Coisas a fazer
A: Indique, por favor, se cada afirmação está de acordo com o excerto sobre Stranger Things, respondendo sim ou não e citando as palavras exatas do excerto que o decidem: (i) Os rapazes ganham facilmente concursos de popularidade na escola. (ii) No mundo de Stranger Things, os rapazes são heróis. (iii) Os rapazes estão bem adaptados a um mundo sem magia.
B: No excerto sobre Stranger Things, com que têm que ver as preocupações do mundo sem magia?

Excerto a ler
⁂

Nerds no mundo escolar, Mike, Will, Dustin e Lucas nunca ganharão um concurso de popularidade. No mundo de Stranger Things, são heróis. Na vida social, nada do que acontece os envolve, mas aqui, estão no centro das ocorrências.
Os rapazes precisam de um mundo de fantasia
para viverem? Colaria bem na série a revelação de que um deles – ou todos –
sonharam esta aventura em que são eles os heróis e as pessoas que habitualmente
não lhes prestam atenção dependem agora deles para serem salvas. Parece-nos,
com efeito, facilmente descortinável um desajustamento entre os jogos,
interesses e hábitos do grupo e a realidade terrena do quotidiano. Os rapazes
não estão bem adaptados a um mundo sem magia, onde as preocupações têm que ver
com roupas, penteados e desporto, em vez de criaturas comedoras de pessoas, mundos
paralelos e poderes fantásticos.

⁂

Excerto dos dados
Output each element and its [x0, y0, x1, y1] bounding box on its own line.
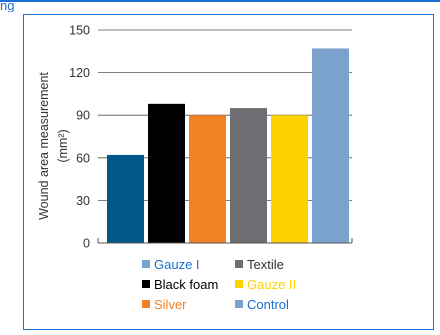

⁂

As respostas
A:
(i) Não: "nunca ganharão um concurso de popularidade".
(ii) Sim: "No mundo de Stranger Things, são heróis."
(iii) Não: "não estão bem adaptados a um mundo sem magia".

B: Com roupas, penteados e desporto.